■ Required action
Reproduce everything from "It is significant" down to "really a Marxist!" in the passage on Dühring and under-consumption below.

It was none other than the revisionist Eugene Dühring who borrowed and
vulgarized the “under-consumptionist” explanation of crisis, which he put
forward in opposition to Marx’s theory of overproduction. Engels pointed
out: “Rodbertus took it from Sismondi, and Herr Dühring has in turn
copied it, in his usual vulgarizing fashion, from Rodbertus.” 12
It was left to Engels, assisted by Marx, to rebut the false ideas of professor
Dühring, including the idea of “under-consumption”. The reply was so
comprehensive that the series of articles published in the German party
press, soon became a book entitled Anti-Dühring, which first appeared in
1878, and has become established as one of the fundamental classics of
Marxist theory.
It is significant that when dealing with capitalist crisis, the explanation in
Anti-Dühring contains not a single reference to the tendency of the rate of
profit to fall. Yes, not one single solitary word – not even a “throw-away
remark” is to be found on the subject. Some academic “Marxists” are
extremely irritated by this silence. They are so irritated that have even tried
to argue that Engels’ views did not coincide with those of Marx, in other
words, that Engels was not really a Marxist!

■ Recorded information

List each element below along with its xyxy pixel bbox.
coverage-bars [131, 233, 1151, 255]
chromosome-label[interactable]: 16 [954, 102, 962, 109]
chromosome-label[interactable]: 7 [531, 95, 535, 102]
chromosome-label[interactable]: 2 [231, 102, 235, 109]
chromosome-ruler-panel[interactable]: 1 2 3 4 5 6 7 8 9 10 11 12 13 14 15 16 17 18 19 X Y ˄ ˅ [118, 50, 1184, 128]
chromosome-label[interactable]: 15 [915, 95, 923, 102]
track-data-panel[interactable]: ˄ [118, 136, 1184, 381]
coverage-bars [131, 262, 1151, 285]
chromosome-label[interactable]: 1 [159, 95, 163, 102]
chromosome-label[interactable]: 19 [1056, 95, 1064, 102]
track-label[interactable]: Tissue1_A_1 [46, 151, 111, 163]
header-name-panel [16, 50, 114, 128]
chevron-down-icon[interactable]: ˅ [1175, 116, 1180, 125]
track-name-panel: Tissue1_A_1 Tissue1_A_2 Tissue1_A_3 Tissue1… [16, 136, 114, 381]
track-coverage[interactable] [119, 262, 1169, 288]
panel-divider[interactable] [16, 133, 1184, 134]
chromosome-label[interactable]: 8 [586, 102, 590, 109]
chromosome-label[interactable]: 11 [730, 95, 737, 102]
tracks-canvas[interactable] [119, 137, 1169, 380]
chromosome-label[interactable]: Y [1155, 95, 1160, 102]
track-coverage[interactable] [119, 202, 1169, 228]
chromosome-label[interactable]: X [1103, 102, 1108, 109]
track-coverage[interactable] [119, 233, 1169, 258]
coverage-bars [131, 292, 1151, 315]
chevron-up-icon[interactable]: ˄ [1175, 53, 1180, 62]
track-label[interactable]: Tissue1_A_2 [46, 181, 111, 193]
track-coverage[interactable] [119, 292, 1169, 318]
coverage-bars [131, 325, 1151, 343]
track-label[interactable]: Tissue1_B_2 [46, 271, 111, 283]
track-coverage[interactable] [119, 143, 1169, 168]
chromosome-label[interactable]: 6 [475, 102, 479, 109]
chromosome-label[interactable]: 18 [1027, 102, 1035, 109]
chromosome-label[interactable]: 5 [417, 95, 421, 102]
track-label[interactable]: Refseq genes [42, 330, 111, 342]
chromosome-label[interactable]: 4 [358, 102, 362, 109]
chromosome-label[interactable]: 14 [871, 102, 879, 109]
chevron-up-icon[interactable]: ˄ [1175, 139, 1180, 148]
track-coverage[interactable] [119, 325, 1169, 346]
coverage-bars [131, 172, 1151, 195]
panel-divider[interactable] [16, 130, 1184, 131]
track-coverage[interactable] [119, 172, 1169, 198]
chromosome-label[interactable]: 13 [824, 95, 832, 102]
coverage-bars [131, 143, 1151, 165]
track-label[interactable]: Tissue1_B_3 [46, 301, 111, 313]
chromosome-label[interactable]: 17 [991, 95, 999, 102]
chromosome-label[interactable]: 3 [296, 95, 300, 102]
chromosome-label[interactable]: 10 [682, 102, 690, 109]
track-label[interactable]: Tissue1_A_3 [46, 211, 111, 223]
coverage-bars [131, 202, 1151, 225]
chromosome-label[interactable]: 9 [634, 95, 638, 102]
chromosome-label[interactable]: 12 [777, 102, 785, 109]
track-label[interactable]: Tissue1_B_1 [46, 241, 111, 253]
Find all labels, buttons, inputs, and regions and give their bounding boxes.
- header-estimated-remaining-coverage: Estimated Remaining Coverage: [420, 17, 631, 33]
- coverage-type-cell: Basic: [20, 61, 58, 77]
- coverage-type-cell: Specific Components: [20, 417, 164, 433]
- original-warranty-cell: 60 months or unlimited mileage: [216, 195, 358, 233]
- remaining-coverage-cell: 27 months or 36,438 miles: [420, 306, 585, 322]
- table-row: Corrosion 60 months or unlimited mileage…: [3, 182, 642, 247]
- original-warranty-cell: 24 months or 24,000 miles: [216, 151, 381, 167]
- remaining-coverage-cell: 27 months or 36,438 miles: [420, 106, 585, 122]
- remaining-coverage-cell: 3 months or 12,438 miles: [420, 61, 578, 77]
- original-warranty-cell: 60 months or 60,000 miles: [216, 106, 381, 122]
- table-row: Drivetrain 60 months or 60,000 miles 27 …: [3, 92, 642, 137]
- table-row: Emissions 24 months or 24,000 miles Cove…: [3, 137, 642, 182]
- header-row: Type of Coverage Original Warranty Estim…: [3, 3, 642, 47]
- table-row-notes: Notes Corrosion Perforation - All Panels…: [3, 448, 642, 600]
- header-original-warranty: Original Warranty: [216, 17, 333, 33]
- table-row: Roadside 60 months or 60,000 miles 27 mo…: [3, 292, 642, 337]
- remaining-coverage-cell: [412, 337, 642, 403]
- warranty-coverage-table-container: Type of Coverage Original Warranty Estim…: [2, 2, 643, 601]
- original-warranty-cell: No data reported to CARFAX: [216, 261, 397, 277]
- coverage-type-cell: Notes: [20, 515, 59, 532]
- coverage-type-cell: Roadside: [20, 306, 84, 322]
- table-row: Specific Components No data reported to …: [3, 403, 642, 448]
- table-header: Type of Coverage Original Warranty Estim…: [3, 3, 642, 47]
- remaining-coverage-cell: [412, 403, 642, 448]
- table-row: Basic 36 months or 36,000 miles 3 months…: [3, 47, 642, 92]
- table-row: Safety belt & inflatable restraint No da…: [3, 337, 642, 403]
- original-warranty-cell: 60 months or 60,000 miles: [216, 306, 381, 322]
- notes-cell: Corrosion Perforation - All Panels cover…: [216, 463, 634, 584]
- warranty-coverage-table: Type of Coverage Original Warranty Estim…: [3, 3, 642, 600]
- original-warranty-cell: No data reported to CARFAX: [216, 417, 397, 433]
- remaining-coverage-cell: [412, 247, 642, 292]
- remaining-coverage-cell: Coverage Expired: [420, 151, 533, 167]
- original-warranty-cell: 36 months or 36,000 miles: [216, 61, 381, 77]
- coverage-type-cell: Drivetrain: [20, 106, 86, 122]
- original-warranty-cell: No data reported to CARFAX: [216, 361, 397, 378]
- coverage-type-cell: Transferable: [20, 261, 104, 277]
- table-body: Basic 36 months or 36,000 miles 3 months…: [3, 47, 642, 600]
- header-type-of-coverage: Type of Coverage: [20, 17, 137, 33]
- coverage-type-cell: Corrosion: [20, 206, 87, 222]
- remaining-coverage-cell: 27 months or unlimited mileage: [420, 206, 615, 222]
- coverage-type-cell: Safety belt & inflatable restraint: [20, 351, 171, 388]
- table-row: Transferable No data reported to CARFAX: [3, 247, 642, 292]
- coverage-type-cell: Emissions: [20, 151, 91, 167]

■ Reply to the task
It is significant that when dealing with capitalist crisis, the explanation in
Anti-Dühring contains not a single reference to the tendency of the rate of
profit to fall. Yes, not one single solitary word – not even a “throw-away
remark” is to be found on the subject. Some academic “Marxists” are
extremely irritated by this silence. They are so irritated that have even tried
to argue that Engels’ views did not coincide with those of Marx, in other
words, that Engels was not really a Marxist!